» RECORDS FOR THE EXERCISE:

↓↓↓

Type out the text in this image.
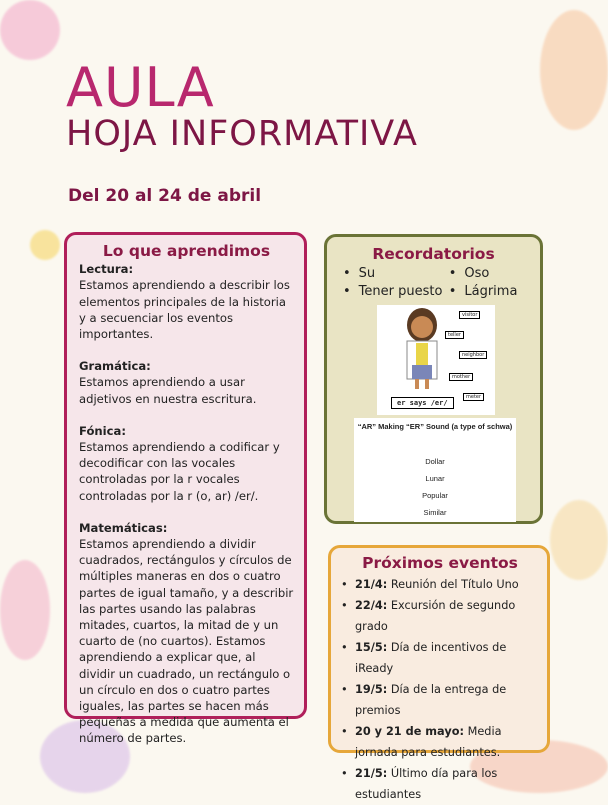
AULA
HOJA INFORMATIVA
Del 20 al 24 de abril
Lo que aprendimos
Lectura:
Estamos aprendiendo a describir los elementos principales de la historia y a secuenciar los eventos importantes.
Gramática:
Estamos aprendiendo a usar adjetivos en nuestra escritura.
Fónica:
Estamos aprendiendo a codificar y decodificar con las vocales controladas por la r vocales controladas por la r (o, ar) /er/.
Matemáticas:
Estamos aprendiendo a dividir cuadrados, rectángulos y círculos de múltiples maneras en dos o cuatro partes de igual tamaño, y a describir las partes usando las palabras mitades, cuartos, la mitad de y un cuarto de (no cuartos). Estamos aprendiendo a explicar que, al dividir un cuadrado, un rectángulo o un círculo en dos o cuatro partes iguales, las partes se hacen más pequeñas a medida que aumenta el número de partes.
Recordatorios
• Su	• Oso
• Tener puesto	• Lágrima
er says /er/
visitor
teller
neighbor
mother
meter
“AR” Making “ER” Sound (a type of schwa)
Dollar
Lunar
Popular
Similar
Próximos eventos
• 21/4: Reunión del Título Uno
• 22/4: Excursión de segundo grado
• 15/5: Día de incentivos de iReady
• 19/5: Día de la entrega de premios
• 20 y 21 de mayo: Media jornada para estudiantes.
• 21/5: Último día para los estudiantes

↑↑↑
↓↓↓

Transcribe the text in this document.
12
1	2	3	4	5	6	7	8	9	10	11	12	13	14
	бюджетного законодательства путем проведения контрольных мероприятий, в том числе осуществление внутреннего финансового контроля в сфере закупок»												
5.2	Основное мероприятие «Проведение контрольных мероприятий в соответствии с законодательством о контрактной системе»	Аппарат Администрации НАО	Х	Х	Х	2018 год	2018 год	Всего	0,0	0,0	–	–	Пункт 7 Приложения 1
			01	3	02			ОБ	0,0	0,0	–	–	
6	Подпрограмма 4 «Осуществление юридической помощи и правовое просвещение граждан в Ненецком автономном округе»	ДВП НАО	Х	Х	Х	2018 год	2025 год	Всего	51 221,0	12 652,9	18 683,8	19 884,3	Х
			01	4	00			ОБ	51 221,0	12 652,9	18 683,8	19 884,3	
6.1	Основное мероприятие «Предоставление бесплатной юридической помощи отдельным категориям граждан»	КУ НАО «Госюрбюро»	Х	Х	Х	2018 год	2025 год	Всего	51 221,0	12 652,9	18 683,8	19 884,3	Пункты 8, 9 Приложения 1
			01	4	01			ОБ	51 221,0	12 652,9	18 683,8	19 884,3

↑↑↑

Above are the records. Copy every line in them holding "estudiantes".

» THE RESULT:
• 20 y 21 de mayo: Media jornada para estudiantes.
• 21/5: Último día para los estudiantes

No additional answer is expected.